**Given records:**
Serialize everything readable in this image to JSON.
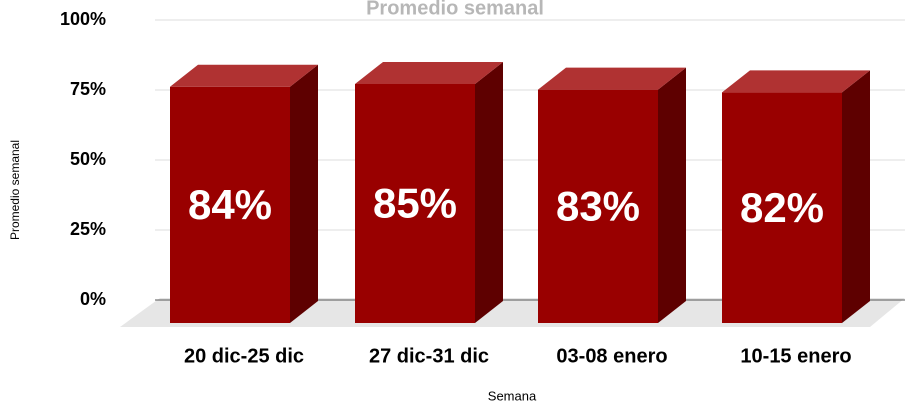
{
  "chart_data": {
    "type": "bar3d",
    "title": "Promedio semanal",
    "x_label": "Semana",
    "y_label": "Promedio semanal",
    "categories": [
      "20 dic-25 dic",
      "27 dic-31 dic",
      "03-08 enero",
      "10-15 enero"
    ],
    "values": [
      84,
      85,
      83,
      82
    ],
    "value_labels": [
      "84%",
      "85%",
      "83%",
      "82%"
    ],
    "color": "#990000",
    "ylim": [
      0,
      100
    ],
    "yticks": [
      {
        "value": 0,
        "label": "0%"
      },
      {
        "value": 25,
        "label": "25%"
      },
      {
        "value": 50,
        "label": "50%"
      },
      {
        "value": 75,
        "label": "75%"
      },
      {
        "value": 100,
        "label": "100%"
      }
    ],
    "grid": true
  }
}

**Task goal:**
Reproduce each entry precisely, dropping only the pictures.

**Full response:**
Serialize everything readable in this image to JSON.
{
  "chart_data": {
    "type": "bar3d",
    "title": "Promedio semanal",
    "x_label": "Semana",
    "y_label": "Promedio semanal",
    "categories": [
      "20 dic-25 dic",
      "27 dic-31 dic",
      "03-08 enero",
      "10-15 enero"
    ],
    "values": [
      84,
      85,
      83,
      82
    ],
    "value_labels": [
      "84%",
      "85%",
      "83%",
      "82%"
    ],
    "color": "#990000",
    "ylim": [
      0,
      100
    ],
    "yticks": [
      {
        "value": 0,
        "label": "0%"
      },
      {
        "value": 25,
        "label": "25%"
      },
      {
        "value": 50,
        "label": "50%"
      },
      {
        "value": 75,
        "label": "75%"
      },
      {
        "value": 100,
        "label": "100%"
      }
    ],
    "grid": true
  }
}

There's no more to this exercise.